#### Provided records:

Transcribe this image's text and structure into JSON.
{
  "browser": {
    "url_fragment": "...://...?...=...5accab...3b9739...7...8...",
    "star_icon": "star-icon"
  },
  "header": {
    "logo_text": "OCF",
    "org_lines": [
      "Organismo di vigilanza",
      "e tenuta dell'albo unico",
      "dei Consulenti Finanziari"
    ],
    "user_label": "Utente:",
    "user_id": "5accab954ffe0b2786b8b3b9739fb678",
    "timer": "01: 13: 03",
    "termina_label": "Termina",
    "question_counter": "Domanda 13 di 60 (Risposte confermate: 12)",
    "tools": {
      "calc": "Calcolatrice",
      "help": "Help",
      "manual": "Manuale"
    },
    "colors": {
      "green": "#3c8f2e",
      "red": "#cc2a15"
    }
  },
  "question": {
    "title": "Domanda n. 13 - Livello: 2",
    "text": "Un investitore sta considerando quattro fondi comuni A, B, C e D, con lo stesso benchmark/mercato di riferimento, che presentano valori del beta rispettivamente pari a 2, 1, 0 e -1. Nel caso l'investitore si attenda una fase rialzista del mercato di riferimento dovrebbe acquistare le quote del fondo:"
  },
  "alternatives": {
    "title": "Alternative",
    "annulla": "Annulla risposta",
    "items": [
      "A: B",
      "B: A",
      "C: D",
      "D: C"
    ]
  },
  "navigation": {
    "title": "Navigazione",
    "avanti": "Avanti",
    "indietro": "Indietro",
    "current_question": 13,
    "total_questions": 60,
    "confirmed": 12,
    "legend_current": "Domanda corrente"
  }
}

#### Written request:
Pull out every line above that holds the word "title".

#### Task output:
    "title": "Domanda n. 13 - Livello: 2",
    "title": "Alternative",
    "title": "Navigazione",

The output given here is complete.